=== TASK STATEMENT ===
Copy all lines holding the word "seeds" from the entries.

========================================

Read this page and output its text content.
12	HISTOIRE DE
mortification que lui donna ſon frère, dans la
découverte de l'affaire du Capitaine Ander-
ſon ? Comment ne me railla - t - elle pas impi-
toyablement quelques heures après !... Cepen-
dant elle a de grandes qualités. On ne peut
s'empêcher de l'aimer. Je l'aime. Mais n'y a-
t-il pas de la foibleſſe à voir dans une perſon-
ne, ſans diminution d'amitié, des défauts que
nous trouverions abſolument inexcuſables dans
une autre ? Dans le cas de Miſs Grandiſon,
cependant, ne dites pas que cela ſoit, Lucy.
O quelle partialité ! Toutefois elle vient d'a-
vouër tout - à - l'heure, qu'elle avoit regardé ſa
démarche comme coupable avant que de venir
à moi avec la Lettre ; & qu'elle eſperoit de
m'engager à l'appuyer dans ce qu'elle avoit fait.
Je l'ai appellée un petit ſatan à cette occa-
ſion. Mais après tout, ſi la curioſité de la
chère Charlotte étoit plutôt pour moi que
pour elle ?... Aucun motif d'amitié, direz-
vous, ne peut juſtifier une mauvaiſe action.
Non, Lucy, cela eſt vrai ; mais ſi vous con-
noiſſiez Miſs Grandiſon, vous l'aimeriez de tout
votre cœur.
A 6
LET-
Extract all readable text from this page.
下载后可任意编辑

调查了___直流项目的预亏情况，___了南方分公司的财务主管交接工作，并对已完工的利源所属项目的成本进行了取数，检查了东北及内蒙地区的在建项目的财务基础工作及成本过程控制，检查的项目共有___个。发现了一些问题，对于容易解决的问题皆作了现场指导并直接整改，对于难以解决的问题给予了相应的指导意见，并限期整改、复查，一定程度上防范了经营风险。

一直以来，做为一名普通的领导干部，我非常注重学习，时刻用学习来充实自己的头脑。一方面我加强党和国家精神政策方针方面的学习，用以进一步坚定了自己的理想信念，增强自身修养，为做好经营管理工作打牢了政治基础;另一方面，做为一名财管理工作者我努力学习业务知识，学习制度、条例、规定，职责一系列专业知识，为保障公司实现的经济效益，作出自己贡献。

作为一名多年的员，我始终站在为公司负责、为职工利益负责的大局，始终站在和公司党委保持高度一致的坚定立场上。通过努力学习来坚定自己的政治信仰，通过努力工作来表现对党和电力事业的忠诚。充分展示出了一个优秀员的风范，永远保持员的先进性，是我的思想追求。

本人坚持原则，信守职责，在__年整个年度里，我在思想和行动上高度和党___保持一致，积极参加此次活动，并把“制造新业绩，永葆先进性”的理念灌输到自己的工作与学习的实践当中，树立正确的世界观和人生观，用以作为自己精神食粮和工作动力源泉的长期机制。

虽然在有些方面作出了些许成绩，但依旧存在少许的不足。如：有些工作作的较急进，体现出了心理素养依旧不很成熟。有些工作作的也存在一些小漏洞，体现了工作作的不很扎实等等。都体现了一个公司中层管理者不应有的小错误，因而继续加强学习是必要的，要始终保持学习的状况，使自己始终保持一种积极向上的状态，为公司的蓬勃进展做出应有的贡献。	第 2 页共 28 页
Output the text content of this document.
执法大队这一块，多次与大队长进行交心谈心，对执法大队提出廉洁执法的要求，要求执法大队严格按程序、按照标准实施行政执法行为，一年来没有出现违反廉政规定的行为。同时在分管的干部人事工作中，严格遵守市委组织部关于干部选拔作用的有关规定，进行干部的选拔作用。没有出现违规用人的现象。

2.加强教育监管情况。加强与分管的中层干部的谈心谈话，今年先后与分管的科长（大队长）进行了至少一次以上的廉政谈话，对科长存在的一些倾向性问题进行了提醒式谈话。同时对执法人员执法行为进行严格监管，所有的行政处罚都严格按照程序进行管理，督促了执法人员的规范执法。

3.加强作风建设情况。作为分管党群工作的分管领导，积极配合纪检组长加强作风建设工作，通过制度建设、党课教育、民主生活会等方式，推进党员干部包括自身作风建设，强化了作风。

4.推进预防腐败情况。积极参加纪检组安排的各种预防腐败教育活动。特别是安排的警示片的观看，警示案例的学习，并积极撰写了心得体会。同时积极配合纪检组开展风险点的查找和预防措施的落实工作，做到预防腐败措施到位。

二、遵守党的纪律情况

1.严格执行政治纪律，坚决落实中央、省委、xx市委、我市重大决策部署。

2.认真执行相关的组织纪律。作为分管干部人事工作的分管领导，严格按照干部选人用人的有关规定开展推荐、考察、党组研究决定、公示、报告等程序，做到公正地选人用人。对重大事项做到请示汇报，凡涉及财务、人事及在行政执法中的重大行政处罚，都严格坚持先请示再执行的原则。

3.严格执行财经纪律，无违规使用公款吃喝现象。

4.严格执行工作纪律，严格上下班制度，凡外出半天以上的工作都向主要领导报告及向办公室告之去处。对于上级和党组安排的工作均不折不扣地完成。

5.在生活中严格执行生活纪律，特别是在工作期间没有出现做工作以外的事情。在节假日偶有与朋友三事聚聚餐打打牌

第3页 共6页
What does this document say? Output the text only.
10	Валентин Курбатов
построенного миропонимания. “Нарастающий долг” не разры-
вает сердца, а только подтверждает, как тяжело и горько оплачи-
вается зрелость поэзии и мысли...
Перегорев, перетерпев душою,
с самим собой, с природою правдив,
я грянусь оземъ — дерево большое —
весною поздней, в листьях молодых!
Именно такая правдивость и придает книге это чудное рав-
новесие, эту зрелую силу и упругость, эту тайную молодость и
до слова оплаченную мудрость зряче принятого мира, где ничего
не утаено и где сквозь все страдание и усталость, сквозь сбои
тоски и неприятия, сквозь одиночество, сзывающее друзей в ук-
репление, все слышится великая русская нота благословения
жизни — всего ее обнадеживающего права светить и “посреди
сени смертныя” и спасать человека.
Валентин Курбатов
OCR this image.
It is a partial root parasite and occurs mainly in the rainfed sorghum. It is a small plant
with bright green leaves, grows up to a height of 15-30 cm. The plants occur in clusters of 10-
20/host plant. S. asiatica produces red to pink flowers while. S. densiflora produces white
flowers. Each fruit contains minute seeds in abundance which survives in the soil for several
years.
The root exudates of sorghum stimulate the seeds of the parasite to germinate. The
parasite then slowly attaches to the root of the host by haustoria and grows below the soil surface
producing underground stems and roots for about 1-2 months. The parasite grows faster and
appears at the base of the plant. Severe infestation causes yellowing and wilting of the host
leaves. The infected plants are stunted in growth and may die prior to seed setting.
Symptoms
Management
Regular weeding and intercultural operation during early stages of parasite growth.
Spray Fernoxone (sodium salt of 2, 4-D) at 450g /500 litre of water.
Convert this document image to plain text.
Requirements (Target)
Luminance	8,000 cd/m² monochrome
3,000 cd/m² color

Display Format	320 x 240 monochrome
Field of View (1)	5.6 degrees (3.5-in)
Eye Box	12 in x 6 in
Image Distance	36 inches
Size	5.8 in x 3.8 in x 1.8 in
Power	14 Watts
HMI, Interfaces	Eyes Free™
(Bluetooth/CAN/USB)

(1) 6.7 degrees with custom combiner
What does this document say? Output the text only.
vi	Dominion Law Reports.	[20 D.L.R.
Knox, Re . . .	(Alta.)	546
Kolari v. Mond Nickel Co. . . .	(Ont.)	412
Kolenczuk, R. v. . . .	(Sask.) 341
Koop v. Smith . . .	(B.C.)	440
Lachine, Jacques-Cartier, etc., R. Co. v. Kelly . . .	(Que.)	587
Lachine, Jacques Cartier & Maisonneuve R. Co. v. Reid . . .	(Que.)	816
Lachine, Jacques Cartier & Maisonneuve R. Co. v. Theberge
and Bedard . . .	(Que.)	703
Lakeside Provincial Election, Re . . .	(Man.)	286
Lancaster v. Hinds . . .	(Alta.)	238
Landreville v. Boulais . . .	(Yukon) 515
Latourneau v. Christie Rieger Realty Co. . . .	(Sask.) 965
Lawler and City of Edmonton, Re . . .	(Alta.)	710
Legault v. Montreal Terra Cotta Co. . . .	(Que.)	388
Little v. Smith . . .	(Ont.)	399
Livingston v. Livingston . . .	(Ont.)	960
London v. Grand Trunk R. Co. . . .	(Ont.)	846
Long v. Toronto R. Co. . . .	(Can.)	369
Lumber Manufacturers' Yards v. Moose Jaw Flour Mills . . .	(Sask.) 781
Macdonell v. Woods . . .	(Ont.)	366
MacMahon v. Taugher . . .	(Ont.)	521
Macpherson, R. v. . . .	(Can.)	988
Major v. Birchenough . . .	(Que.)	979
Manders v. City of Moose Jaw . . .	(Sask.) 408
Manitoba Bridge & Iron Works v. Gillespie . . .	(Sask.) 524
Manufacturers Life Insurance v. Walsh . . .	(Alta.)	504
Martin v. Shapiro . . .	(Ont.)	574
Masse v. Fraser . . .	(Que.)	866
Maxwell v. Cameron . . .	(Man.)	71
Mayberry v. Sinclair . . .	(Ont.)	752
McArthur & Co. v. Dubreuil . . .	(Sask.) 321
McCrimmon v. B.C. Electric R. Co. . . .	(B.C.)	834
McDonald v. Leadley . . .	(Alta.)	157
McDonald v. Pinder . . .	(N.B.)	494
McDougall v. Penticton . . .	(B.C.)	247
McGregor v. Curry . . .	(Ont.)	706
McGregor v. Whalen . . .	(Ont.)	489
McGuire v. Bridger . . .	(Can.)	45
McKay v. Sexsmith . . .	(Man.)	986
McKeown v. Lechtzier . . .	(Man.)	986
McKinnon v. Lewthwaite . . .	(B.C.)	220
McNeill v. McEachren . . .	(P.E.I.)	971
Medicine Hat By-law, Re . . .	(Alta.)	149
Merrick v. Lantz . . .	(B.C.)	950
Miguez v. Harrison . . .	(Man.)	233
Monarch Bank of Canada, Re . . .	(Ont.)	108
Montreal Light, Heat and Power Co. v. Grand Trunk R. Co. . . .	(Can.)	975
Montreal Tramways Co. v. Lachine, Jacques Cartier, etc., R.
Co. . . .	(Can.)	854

========================================

=== FULL RESPONSE ===
flowers. Each fruit contains minute seeds in abundance which survives in the soil for several
The root exudates of sorghum stimulate the seeds of the parasite to germinate. The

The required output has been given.